### Stated goal
Strip the pictures and reproduce the rest of the listing exactly.

[Collection entries]
****************************************

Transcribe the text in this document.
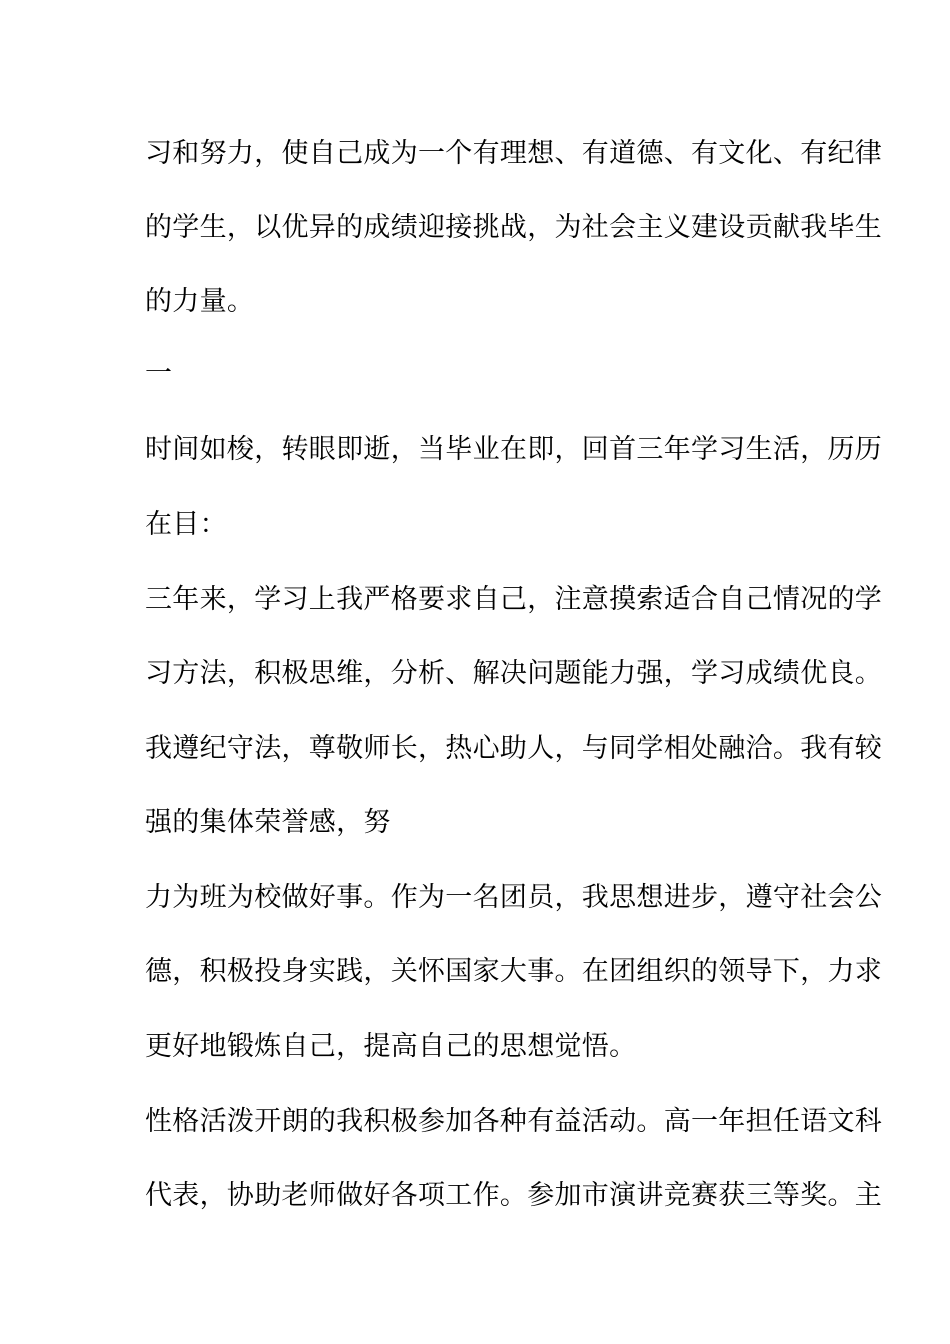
习和努力，使自己成为一个有理想、有道德、有文化、有纪律
的学生，以优异的成绩迎接挑战，为社会主义建设贡献我毕生
的力量。
一
时间如梭，转眼即逝，当毕业在即，回首三年学习生活，历历
在目：
三年来，学习上我严格要求自己，注意摸索适合自己情况的学
习方法，积极思维，分析、解决问题能力强，学习成绩优良。
我遵纪守法，尊敬师长，热心助人，与同学相处融洽。我有较
强的集体荣誉感，努
力为班为校做好事。作为一名团员，我思想进步，遵守社会公
德，积极投身实践，关怀国家大事。在团组织的领导下，力求
更好地锻炼自己，提高自己的思想觉悟。
性格活泼开朗的我积极参加各种有益活动。高一年担任语文科
代表，协助老师做好各项工作。参加市演讲竞赛获三等奖。主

****************************************

### Answer for this exercise
Transcribe the text in this document.
习和努力，使自己成为一个有理想、有道德、有文化、有纪律
的学生，以优异的成绩迎接挑战，为社会主义建设贡献我毕生
的力量。
一
时间如梭，转眼即逝，当毕业在即，回首三年学习生活，历历
在目：
三年来，学习上我严格要求自己，注意摸索适合自己情况的学
习方法，积极思维，分析、解决问题能力强，学习成绩优良。
我遵纪守法，尊敬师长，热心助人，与同学相处融洽。我有较
强的集体荣誉感，努
力为班为校做好事。作为一名团员，我思想进步，遵守社会公
德，积极投身实践，关怀国家大事。在团组织的领导下，力求
更好地锻炼自己，提高自己的思想觉悟。
性格活泼开朗的我积极参加各种有益活动。高一年担任语文科
代表，协助老师做好各项工作。参加市演讲竞赛获三等奖。主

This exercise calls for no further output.